- [Exercise goal]: Filter the entries that follow, copying every line in which the word "青蓝工程" appears.

───── Given entries

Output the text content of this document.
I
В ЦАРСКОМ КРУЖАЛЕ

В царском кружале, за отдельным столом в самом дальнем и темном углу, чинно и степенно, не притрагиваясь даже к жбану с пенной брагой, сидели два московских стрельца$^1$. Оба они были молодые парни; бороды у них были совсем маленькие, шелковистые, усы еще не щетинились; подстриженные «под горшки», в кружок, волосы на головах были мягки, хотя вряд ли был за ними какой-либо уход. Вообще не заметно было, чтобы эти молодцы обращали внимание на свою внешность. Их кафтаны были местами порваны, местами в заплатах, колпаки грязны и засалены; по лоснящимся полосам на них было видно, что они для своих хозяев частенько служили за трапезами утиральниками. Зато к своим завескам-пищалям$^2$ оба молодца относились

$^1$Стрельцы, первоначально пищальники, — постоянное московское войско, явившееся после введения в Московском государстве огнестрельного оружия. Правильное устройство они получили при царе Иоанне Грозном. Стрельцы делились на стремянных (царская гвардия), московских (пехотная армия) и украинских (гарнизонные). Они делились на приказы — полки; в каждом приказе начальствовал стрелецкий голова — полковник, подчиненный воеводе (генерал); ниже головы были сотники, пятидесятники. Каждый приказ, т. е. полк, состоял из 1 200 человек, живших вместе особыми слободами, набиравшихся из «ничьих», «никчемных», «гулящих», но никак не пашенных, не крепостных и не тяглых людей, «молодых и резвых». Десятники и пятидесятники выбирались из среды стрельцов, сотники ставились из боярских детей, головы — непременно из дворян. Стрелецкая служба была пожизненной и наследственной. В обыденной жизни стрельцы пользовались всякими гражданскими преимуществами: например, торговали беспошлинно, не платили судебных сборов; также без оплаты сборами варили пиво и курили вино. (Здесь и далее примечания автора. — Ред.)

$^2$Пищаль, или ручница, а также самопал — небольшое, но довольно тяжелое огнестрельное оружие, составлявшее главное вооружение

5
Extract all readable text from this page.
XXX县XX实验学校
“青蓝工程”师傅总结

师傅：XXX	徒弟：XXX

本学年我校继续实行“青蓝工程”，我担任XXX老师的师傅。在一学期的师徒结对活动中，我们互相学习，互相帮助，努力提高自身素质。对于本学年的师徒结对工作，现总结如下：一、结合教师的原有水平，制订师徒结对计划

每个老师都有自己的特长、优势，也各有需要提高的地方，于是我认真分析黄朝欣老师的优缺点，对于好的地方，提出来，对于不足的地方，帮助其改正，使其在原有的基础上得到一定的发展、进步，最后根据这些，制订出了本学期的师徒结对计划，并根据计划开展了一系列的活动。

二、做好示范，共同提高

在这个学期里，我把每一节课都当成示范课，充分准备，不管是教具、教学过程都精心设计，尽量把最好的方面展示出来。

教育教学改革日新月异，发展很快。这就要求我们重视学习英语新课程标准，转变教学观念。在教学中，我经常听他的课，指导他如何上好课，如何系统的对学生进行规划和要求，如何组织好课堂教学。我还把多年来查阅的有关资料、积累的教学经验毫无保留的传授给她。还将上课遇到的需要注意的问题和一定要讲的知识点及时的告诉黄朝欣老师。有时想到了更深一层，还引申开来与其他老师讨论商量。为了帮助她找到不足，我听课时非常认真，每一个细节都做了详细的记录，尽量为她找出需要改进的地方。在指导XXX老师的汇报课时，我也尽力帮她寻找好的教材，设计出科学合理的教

──────────

- [Solution to this task]:
“青蓝工程”师傅总结
本学年我校继续实行“青蓝工程”，我担任XXX老师的师傅。在一学期的师徒结对活动中，我们互相学习，互相帮助，努力提高自身素质。对于本学年的师徒结对工作，现总结如下：一、结合教师的原有水平，制订师徒结对计划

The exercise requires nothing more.